**Action item**
Continue the passage on sending logs to Sematext through its API, picking up after its final sentence.

**Source passage**
□ □ □ □ □ □ □

When you use the API, here are the things you need to know:

  • host name: logsene-receiver.sematext.com / logsene-receiver.eu.sematext.com (only if using Sematext Cloud Europe)
  • port: 80 or 443 (depending on whether you want to use plain HTTP or HTTPS)
  • index name: your Logs App token which can be seen under Custom Integrations page

    Logs App Token

    Note: this token should be kept secret (n.b. you can have N Logs Apps, each with its own token)

Indexing

With the same REST API, you can index logs directly from your own application, or you can craft your own "log sender".

NOTE: If you are sending logs from your application use the Elasticsearch HTTP API. If you are sending logs from a Java application use Elasticsearch Java REST Client

Besides specifying your Logs App token as the index name, it's nice to have a field named "@timestamp". Its value should be a valid ISO 8601 timestamp. If you don't provide a timestamp, Sematext will add one when it receives your logs.

For example, you can send a log like this:

NOW=`date "+%Y-%m-%dT%H:%M:%S%z"`
curl -XPOST https://logsene-receiver.sematext.com/$YOUR_TOKEN_HERE/_doc/ -d '
{
  "@timestamp": "'$NOW'",
  "message": "Hello World!"
}'

This will index a simple "hello world" message to Logs App. That event would have the current timestamp and will be indexed in the App whose token is specified.

□ □ □ □ □ □ □

**Recorded information**
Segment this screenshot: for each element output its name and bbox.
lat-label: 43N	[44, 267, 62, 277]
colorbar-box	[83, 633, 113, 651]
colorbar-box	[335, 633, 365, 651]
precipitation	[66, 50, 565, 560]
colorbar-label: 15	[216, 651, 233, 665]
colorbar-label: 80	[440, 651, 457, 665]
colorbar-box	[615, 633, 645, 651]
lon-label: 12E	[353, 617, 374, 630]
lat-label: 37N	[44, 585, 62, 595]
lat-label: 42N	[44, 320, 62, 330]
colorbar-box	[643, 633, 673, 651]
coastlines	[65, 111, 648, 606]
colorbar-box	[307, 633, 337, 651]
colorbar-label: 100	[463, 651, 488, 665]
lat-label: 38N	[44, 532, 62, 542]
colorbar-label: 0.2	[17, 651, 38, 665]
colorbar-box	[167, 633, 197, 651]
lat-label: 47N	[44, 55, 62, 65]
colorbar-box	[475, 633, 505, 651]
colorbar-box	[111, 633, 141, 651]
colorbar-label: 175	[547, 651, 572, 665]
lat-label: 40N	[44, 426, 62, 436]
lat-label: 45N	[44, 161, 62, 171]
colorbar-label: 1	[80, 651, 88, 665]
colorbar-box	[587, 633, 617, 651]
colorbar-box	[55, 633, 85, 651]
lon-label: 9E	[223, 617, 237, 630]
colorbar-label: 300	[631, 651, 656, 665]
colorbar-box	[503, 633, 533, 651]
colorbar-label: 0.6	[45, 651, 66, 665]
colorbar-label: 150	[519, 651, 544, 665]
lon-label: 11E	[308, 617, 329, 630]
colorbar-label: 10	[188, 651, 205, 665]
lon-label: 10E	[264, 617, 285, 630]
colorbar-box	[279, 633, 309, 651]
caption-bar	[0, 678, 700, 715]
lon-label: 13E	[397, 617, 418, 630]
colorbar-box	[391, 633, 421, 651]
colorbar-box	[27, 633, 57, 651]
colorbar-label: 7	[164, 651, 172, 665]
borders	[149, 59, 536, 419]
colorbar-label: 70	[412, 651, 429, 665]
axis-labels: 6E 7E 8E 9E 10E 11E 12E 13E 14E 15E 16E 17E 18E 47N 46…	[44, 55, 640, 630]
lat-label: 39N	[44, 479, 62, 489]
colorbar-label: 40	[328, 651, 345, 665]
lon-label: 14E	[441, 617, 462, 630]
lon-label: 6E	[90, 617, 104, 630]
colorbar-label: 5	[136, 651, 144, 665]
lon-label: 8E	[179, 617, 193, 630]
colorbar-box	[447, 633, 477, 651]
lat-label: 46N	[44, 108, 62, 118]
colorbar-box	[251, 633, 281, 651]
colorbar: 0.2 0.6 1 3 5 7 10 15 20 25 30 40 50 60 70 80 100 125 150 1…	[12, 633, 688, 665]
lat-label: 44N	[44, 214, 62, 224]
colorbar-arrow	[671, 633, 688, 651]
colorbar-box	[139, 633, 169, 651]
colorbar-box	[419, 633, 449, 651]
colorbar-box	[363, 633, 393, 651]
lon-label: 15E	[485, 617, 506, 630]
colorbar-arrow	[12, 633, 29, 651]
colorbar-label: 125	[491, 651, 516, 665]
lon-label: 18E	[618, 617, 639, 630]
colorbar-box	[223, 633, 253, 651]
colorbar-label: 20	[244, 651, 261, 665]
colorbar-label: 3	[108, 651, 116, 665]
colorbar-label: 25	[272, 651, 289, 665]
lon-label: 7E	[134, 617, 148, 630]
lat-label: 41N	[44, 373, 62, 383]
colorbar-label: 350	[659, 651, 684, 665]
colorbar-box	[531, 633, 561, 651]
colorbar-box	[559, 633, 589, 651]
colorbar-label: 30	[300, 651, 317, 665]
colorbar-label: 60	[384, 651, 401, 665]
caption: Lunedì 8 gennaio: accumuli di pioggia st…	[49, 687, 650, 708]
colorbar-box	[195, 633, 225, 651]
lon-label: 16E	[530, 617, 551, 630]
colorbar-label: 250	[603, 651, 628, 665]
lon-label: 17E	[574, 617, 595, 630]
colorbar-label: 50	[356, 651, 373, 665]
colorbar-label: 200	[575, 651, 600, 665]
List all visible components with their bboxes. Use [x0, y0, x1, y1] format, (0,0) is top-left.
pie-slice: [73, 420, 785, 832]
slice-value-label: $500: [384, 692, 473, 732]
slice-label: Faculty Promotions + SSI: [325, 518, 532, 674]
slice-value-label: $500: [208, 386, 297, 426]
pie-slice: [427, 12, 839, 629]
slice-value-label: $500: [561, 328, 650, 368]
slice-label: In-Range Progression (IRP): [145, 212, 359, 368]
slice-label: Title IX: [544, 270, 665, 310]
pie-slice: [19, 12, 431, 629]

□ □ □ □ □ □ □

**Expected answer**
Typically, you'd put events with different structures in different Apps. For example, syslog messages in one App, Apache logs in another App, etc. See this FAQ entry.

For performance reasons we highly recommend using the Bulk API, because it allows you to send multiple events with a single request. For example, the following request sends three events:

NOW=`date "+%Y-%m-%dT%H:%M:%S%z"`

echo '{ "index" : { "_index": "LOGS_APP_TOKEN_GOES_HERE" } }
{ "@timestamp": "'$NOW'", "severity_numeric" : 1 }
{ "index" : { "_index": "LOGS_APP_TOKEN_GOES_HERE" } }
{ "@timestamp": "'$NOW'", "message" : "hello again" }
{ "index" : { "_index": "LOGS_APP_TOKEN_GOES_HERE" } }
{ "@timestamp": "'$NOW'", "alternate_message": "fields can be added and removed at will" }' > req

curl -XPOST https://logsene-receiver.sematext.com/_bulk --data-binary @req; echo

Default Log Index Mapping

A mapping is a way to define how your logs are indexed - which fields are in each log event and how each field is indexed. Each Logs App comes with a default mappings definition which includes pre-defined fields. In addition to that Sematext automatically creates the mapping in each Logs App when you first ship your logs. Each App can have its own mapping and it can be changed at any time from within Sematext using the fields editor or by using the mappings and templates functionality. There are some special fields though.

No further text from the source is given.